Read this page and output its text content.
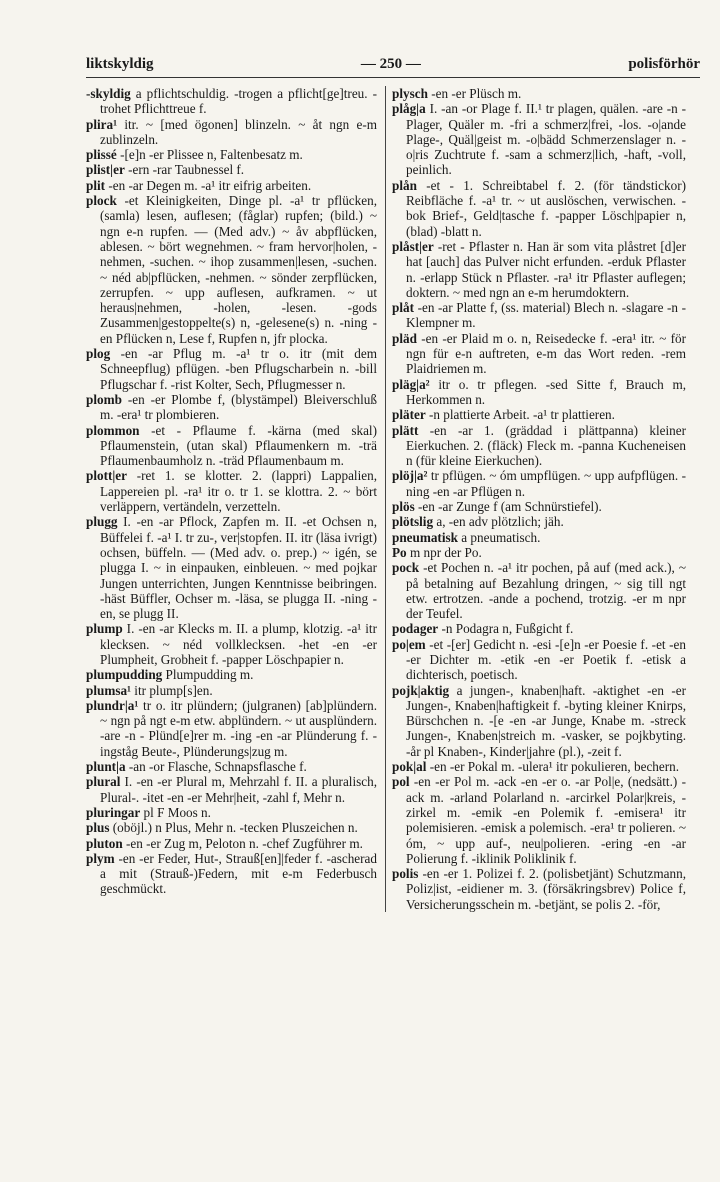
liktskyldig	— 250 —	polisförhör

-skyldig a pflichtschuldig. -trogen a pflicht[ge]treu. -trohet Pflichttreue f.

plira¹ itr. ~ [med ögonen] blinzeln. ~ åt ngn e-m zublinzeln.

plissé -[e]n -er Plissee n, Faltenbesatz m.

plist|er -ern -rar Taubnessel f.

plit -en -ar Degen m. -a¹ itr eifrig arbeiten.

plock -et Kleinigkeiten, Dinge pl. -a¹ tr pflücken, (samla) lesen, auflesen; (fåglar) rupfen; (bild.) ~ ngn e-n rupfen. — (Med adv.) ~ åv abpflücken, ablesen. ~ bört wegnehmen. ~ fram hervor|holen, -nehmen, -suchen. ~ ihop zusammen|lesen, -suchen. ~ néd ab|pflücken, -nehmen. ~ sönder zerpflücken, zerrupfen. ~ upp auflesen, aufkramen. ~ ut heraus|nehmen, -holen, -lesen. -gods Zusammen|gestoppelte(s) n, -gelesene(s) n. -ning -en Pflücken n, Lese f, Rupfen n, jfr plocka.

plog -en -ar Pflug m. -a¹ tr o. itr (mit dem Schneepflug) pflügen. -ben Pflugscharbein n. -bill Pflugschar f. -rist Kolter, Sech, Pflugmesser n.

plomb -en -er Plombe f, (blystämpel) Bleiverschluß m. -era¹ tr plombieren.

plommon -et - Pflaume f. -kärna (med skal) Pflaumenstein, (utan skal) Pflaumenkern m. -trä Pflaumenbaumholz n. -träd Pflaumenbaum m.

plott|er -ret 1. se klotter. 2. (lappri) Lappalien, Lappereien pl. -ra¹ itr o. tr 1. se klottra. 2. ~ bört verläppern, vertändeln, verzetteln.

plugg I. -en -ar Pflock, Zapfen m. II. -et Ochsen n, Büffelei f. -a¹ I. tr zu-, ver|stopfen. II. itr (läsa ivrigt) ochsen, büffeln. — (Med adv. o. prep.) ~ igén, se plugga I. ~ in einpauken, einbleuen. ~ med pojkar Jungen unterrichten, Jungen Kenntnisse beibringen. -häst Büffler, Ochser m. -läsa, se plugga II. -ning -en, se plugg II.

plump I. -en -ar Klecks m. II. a plump, klotzig. -a¹ itr klecksen. ~ néd vollklecksen. -het -en -er Plumpheit, Grobheit f. -papper Löschpapier n.

plumpudding Plumpudding m.

plumsa¹ itr plump[s]en.

plundr|a¹ tr o. itr plündern; (julgranen) [ab]plündern. ~ ngn på ngt e-m etw. abplündern. ~ ut ausplündern. -are -n - Plünd[e]rer m. -ing -en -ar Plünderung f. -ingståg Beute-, Plünderungs|zug m.

plunt|a -an -or Flasche, Schnapsflasche f.

plural I. -en -er Plural m, Mehrzahl f. II. a pluralisch, Plural-. -itet -en -er Mehr|heit, -zahl f, Mehr n.

pluringar pl F Moos n.

plus (oböjl.) n Plus, Mehr n. -tecken Pluszeichen n.

pluton -en -er Zug m, Peloton n. -chef Zugführer m.

plym -en -er Feder, Hut-, Strauß[en]|feder f. -ascherad a mit (Strauß-)Federn, mit e-m Federbusch geschmückt.

plysch -en -er Plüsch m.

plåg|a I. -an -or Plage f. II.¹ tr plagen, quälen. -are -n - Plager, Quäler m. -fri a schmerz|frei, -los. -o|ande Plage-, Quäl|geist m. -o|bädd Schmerzenslager n. -o|ris Zuchtrute f. -sam a schmerz|lich, -haft, -voll, peinlich.

plån -et - 1. Schreibtabel f. 2. (för tändstickor) Reibfläche f. -a¹ tr. ~ ut auslöschen, verwischen. -bok Brief-, Geld|tasche f. -papper Lösch|papier n, (blad) -blatt n.

plåst|er -ret - Pflaster n. Han är som vita plåstret [d]er hat [auch] das Pulver nicht erfunden. -erduk Pflaster n. -erlapp Stück n Pflaster. -ra¹ itr Pflaster auflegen; doktern. ~ med ngn an e-m herumdoktern.

plåt -en -ar Platte f, (ss. material) Blech n. -slagare -n - Klempner m.

pläd -en -er Plaid m o. n, Reisedecke f. -era¹ itr. ~ för ngn für e-n auftreten, e-m das Wort reden. -rem Plaidriemen m.

pläg|a² itr o. tr pflegen. -sed Sitte f, Brauch m, Herkommen n.

pläter -n plattierte Arbeit. -a¹ tr plattieren.

plätt -en -ar 1. (gräddad i plättpanna) kleiner Eierkuchen. 2. (fläck) Fleck m. -panna Kucheneisen n (für kleine Eierkuchen).

plöj|a² tr pflügen. ~ óm umpflügen. ~ upp aufpflügen. -ning -en -ar Pflügen n.

plös -en -ar Zunge f (am Schnürstiefel).

plötslig a, -en adv plötzlich; jäh.

pneumatisk a pneumatisch.

Po m npr der Po.

pock -et Pochen n. -a¹ itr pochen, på auf (med ack.), ~ på betalning auf Bezahlung dringen, ~ sig till ngt etw. ertrotzen. -ande a pochend, trotzig. -er m npr der Teufel.

podager -n Podagra n, Fußgicht f.

po|em -et -[er] Gedicht n. -esi -[e]n -er Poesie f. -et -en -er Dichter m. -etik -en -er Poetik f. -etisk a dichterisch, poetisch.

pojk|aktig a jungen-, knaben|haft. -aktighet -en -er Jungen-, Knaben|haftigkeit f. -byting kleiner Knirps, Bürschchen n. -[e -en -ar Junge, Knabe m. -streck Jungen-, Knaben|streich m. -vasker, se pojkbyting. -år pl Knaben-, Kinder|jahre (pl.), -zeit f.

pok|al -en -er Pokal m. -ulera¹ itr pokulieren, bechern.

pol -en -er Pol m. -ack -en -er o. -ar Pol|e, (nedsätt.) -ack m. -arland Polarland n. -arcirkel Polar|kreis, -zirkel m. -emik -en Polemik f. -emisera¹ itr polemisieren. -emisk a polemisch. -era¹ tr polieren. ~ óm, ~ upp auf-, neu|polieren. -ering -en -ar Polierung f. -iklinik Poliklinik f.

polis -en -er 1. Polizei f. 2. (polisbetjänt) Schutzmann, Poliz|ist, -eidiener m. 3. (försäkringsbrev) Police f, Versicherungsschein m. -betjänt, se polis 2. -för,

SET TASK: Show all lines from the data above in which the word "ande" appears.

OUTPUT BELOW:
plåg|a I. -an -or Plage f. II.¹ tr plagen, quälen. -are -n - Plager, Quäler m. -fri a schmerz|frei, -los. -o|ande Plage-, Quäl|geist m. -o|bädd Schmerzenslager n. -o|ris Zuchtrute f. -sam a schmerz|lich, -haft, -voll, peinlich.
pock -et Pochen n. -a¹ itr pochen, på auf (med ack.), ~ på betalning auf Bezahlung dringen, ~ sig till ngt etw. ertrotzen. -ande a pochend, trotzig. -er m npr der Teufel.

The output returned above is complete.